═════ Data records ═════

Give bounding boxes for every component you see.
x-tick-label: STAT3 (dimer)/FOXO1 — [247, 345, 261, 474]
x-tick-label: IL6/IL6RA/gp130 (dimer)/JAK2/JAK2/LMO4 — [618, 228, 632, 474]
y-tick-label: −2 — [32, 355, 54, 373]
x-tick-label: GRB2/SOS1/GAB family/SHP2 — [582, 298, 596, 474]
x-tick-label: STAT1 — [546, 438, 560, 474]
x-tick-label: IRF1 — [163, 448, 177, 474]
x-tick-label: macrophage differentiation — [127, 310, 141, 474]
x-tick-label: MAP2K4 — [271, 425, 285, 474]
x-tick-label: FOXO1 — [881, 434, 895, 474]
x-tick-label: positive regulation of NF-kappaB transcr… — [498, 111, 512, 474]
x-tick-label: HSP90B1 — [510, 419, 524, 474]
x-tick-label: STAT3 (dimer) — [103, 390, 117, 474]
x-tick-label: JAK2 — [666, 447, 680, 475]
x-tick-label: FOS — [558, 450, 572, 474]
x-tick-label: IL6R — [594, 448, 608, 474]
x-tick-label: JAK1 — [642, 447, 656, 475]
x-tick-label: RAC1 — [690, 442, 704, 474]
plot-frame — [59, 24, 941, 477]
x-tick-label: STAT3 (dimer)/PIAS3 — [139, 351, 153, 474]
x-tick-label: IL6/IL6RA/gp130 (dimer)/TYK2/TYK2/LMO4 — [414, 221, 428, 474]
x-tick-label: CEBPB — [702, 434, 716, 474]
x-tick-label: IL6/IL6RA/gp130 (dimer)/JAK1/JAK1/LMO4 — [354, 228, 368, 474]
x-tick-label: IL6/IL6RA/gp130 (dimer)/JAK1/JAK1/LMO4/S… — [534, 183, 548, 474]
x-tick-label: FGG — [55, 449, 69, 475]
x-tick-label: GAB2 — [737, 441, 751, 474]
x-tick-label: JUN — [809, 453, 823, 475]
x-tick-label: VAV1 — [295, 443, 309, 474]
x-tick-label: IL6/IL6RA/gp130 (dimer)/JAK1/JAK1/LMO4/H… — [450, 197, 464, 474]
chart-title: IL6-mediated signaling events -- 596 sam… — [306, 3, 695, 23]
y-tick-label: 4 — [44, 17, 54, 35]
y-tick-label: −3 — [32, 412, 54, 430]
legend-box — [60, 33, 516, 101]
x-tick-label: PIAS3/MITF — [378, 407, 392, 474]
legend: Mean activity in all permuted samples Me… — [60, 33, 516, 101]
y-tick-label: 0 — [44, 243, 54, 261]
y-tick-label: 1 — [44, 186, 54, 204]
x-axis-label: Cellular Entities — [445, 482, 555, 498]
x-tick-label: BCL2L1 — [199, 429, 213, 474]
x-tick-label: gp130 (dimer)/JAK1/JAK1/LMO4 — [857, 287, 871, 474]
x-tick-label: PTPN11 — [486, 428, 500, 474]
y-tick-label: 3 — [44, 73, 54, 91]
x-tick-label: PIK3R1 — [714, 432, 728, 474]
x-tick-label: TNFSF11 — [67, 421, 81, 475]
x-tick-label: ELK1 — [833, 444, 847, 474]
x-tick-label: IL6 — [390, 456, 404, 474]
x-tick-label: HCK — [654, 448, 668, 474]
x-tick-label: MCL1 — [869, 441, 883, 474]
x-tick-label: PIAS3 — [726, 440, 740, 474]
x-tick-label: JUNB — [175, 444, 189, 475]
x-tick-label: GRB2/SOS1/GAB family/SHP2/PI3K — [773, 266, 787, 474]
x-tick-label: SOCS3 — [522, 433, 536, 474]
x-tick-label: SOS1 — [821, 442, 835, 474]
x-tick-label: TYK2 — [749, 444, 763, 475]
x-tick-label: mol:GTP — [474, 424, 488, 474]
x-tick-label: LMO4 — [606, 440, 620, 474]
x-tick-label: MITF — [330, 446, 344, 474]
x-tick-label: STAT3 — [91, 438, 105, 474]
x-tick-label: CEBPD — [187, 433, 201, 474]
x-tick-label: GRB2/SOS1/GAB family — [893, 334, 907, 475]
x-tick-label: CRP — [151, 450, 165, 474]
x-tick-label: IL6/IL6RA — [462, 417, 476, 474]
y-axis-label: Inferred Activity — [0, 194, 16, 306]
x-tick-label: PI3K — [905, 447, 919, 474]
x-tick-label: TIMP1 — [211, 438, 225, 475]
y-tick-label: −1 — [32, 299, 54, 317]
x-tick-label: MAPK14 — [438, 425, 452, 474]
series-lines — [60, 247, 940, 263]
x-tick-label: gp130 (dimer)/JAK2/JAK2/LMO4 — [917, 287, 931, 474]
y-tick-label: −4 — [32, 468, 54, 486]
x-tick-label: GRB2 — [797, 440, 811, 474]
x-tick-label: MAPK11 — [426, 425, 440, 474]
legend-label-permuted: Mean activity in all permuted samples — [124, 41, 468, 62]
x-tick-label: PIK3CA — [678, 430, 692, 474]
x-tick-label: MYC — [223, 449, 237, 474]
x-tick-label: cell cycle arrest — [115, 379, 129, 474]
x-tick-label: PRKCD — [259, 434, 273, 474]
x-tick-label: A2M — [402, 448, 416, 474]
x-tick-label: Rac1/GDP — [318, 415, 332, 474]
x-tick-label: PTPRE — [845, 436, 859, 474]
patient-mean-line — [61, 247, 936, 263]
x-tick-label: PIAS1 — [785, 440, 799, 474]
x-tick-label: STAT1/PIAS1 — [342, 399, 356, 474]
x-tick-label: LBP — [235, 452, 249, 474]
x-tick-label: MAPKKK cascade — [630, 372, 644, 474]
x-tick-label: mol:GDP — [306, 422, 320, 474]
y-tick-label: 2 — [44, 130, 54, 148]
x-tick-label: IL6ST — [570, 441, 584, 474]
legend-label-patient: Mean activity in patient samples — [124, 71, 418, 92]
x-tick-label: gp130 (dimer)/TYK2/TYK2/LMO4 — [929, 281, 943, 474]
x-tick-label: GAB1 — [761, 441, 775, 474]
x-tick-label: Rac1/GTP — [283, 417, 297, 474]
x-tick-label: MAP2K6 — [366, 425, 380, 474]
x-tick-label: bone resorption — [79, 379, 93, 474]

═════

(Set problem):
Update the items from the first line through the line containing "x-tick-label: GRB2/SOS1/GAB family/SHP2 —", both included, by replacing "dimer" with "homodimer" and leaving everything else unchanged. Give only those lines.

(Reply to the task):
Give bounding boxes for every component you see.
x-tick-label: STAT3 (homodimer)/FOXO1 — [247, 345, 261, 474]
x-tick-label: IL6/IL6RA/gp130 (homodimer)/JAK2/JAK2/LMO4 — [618, 228, 632, 474]
y-tick-label: −2 — [32, 355, 54, 373]
x-tick-label: GRB2/SOS1/GAB family/SHP2 — [582, 298, 596, 474]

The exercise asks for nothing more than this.